"""
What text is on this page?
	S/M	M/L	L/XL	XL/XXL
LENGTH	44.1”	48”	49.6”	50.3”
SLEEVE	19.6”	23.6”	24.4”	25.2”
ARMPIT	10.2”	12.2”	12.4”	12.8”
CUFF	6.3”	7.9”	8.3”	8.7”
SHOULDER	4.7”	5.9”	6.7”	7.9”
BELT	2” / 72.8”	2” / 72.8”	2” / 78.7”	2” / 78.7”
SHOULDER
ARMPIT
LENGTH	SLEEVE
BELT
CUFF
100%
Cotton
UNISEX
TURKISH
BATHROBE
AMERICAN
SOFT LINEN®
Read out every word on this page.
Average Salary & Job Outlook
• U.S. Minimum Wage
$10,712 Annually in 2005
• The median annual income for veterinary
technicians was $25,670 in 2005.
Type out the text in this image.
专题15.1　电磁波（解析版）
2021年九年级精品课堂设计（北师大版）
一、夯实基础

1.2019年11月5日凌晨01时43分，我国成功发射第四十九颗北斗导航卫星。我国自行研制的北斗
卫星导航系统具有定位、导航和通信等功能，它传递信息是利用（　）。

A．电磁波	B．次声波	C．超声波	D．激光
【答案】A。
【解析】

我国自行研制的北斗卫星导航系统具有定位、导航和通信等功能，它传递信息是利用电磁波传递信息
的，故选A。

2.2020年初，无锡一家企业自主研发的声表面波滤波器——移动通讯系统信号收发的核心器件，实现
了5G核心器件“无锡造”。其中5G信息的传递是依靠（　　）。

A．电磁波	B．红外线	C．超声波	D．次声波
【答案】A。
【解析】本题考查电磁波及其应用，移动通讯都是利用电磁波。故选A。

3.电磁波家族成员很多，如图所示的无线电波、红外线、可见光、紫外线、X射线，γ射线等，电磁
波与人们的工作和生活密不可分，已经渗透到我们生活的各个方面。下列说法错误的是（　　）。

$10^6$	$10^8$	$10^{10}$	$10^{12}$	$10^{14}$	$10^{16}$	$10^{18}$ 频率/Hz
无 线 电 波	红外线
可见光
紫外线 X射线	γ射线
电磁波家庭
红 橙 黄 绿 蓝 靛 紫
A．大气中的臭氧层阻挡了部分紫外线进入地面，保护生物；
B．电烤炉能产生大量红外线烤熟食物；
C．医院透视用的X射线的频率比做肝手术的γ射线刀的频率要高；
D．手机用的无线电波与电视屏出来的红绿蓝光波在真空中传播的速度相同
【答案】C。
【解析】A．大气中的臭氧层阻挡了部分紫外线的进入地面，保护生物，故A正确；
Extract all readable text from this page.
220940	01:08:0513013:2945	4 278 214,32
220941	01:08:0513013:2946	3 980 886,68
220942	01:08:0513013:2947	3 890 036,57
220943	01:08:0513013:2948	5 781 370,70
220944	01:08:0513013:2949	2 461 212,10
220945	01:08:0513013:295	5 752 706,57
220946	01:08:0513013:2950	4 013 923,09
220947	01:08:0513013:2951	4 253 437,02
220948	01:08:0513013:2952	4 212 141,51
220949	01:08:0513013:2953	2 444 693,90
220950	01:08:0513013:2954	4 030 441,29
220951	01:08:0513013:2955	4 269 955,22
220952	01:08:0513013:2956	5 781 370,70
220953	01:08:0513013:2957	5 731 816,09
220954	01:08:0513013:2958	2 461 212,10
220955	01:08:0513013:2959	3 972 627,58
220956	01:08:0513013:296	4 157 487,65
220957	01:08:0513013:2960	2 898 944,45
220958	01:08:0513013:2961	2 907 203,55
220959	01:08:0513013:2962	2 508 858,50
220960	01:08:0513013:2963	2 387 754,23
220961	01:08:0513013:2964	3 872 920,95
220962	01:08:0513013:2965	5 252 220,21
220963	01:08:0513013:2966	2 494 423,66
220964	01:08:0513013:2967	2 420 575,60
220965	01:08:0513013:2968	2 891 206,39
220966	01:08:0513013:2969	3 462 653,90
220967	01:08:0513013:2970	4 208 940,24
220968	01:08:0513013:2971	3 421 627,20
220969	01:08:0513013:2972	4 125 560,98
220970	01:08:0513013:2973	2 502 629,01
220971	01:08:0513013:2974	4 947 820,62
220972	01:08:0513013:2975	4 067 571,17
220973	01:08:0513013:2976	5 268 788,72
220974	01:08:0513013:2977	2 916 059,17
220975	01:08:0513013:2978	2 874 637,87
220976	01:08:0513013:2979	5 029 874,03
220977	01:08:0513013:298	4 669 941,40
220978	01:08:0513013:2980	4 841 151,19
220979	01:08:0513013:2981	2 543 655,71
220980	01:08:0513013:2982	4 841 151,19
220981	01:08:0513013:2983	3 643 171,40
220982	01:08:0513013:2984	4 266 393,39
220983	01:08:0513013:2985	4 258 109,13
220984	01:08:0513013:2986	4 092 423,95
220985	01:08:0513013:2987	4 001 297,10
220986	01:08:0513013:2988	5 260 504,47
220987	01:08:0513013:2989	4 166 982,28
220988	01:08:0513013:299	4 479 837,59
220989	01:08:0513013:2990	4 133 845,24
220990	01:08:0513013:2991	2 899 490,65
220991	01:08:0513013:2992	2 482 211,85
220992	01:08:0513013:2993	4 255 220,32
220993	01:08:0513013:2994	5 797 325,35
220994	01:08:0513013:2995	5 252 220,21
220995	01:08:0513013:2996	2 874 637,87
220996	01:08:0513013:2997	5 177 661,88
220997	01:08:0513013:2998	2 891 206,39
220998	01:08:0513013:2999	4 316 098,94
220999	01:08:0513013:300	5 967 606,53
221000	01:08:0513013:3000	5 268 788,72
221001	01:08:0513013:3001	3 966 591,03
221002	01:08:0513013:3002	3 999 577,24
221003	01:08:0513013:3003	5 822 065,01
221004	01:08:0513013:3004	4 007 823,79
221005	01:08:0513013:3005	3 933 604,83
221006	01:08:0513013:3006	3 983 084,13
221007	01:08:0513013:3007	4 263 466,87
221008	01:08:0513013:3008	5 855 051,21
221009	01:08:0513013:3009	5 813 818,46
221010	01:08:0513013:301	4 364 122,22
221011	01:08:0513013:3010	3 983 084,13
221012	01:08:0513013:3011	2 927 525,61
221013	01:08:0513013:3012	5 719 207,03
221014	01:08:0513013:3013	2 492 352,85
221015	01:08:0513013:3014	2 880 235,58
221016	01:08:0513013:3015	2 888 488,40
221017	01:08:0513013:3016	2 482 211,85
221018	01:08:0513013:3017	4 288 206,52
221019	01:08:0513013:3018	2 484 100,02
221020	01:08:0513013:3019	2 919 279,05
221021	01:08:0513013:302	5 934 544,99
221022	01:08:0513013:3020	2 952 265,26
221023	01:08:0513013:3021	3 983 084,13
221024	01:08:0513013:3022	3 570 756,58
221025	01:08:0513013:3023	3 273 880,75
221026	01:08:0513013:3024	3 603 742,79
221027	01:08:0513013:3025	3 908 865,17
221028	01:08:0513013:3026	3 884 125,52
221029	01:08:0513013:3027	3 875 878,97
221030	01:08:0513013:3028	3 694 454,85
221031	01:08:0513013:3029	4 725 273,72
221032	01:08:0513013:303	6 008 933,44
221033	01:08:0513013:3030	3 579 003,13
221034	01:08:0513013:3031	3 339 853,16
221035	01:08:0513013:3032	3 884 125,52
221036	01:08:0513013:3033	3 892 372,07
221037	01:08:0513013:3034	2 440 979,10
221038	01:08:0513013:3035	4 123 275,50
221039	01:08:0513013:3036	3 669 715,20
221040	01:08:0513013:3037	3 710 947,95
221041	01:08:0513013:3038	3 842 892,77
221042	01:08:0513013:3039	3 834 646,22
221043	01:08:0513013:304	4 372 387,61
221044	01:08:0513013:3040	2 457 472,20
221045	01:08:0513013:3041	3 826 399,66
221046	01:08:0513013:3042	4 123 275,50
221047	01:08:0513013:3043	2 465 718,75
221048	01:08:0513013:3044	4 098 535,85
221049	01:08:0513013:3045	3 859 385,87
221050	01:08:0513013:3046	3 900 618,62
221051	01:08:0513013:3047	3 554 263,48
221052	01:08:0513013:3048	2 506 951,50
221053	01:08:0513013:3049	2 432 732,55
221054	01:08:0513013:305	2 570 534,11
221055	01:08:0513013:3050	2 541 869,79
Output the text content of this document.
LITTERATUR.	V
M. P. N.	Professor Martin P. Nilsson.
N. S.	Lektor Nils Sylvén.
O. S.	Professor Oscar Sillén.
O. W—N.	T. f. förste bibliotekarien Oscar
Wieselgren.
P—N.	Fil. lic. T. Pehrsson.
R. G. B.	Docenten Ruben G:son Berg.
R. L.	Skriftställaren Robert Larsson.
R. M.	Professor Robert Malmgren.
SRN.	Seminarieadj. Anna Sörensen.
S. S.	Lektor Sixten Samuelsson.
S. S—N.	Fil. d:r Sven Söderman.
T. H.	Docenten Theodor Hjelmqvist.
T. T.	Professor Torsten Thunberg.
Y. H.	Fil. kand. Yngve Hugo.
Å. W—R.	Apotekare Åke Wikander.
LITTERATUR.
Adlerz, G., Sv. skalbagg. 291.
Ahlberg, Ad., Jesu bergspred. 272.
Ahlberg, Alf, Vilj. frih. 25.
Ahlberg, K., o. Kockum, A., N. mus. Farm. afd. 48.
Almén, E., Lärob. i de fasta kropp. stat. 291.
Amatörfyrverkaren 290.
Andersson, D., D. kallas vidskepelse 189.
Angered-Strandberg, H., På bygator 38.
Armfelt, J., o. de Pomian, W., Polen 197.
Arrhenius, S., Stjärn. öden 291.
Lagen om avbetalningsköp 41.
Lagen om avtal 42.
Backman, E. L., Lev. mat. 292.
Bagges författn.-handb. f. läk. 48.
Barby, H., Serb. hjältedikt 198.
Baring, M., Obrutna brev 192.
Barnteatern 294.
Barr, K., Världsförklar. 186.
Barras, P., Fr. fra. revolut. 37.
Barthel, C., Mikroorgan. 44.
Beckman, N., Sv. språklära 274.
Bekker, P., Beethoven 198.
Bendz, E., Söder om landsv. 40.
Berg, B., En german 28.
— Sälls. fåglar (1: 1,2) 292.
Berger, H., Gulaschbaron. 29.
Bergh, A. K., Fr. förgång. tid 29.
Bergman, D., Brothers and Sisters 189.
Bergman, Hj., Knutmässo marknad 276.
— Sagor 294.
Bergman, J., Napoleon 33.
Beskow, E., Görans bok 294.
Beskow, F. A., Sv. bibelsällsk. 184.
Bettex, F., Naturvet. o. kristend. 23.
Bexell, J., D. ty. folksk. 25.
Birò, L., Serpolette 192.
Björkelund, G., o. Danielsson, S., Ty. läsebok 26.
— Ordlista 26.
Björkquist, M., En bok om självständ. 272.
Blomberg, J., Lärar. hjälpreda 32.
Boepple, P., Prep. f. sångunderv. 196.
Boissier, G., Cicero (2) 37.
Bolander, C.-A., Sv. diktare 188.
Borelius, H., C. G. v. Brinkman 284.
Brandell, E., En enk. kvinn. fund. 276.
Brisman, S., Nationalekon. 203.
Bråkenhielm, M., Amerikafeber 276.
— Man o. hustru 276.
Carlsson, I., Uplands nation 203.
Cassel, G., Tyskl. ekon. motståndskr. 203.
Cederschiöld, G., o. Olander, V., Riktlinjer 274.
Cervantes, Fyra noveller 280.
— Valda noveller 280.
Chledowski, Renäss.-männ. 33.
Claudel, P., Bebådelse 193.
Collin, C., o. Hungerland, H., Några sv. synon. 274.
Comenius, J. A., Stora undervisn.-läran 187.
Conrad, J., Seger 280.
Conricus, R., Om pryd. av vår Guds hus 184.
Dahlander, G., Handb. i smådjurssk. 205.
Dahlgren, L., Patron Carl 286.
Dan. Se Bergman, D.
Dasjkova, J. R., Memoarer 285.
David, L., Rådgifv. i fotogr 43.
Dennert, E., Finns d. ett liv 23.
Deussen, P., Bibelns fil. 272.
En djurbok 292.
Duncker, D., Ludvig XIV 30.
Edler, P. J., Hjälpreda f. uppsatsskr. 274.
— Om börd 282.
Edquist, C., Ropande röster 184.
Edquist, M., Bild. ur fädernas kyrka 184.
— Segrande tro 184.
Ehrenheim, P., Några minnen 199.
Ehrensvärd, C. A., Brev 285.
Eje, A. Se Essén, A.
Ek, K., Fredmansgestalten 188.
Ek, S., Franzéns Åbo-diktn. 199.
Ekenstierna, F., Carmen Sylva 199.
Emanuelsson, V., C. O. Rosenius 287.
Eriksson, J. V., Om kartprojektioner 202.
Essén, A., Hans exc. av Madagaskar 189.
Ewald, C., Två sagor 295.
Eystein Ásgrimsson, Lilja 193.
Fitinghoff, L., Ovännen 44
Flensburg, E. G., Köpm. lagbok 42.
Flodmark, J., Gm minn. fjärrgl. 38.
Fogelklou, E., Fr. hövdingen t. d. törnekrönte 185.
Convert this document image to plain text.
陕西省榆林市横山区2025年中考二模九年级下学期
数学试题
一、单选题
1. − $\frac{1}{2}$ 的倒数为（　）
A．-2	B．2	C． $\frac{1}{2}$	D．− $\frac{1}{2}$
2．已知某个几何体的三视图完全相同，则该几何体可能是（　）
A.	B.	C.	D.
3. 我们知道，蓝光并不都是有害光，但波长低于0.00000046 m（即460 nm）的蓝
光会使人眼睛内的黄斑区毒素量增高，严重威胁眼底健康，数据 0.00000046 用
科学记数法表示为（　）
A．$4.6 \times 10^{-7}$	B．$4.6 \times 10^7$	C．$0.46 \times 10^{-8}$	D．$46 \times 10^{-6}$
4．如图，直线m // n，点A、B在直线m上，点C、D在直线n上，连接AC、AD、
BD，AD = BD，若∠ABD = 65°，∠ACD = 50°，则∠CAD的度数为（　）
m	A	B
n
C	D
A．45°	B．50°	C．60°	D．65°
"""
THE EXERCISE.
Say how many lines include the word "Essén"; reply with the number alone.

RESPONSE TO THIS TASK.
2